= Instructions for the task =
Pick out each line below containing "color".

= Data to use =
-- begin --
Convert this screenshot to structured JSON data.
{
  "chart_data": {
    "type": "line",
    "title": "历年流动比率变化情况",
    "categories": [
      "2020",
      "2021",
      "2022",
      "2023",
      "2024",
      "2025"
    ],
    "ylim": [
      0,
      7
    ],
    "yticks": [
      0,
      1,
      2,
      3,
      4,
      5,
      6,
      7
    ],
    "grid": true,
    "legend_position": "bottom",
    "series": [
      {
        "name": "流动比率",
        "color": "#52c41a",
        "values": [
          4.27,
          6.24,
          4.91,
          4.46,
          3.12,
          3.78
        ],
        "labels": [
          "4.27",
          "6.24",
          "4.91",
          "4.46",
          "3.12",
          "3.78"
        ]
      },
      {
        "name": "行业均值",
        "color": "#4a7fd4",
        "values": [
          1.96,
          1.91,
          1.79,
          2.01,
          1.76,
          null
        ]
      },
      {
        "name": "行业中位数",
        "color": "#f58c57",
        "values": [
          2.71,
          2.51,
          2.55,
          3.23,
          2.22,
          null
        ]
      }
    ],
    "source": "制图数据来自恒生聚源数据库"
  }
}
-- end --
= Problem solution =
        "color": "#52c41a",
        "color": "#4a7fd4",
        "color": "#f58c57",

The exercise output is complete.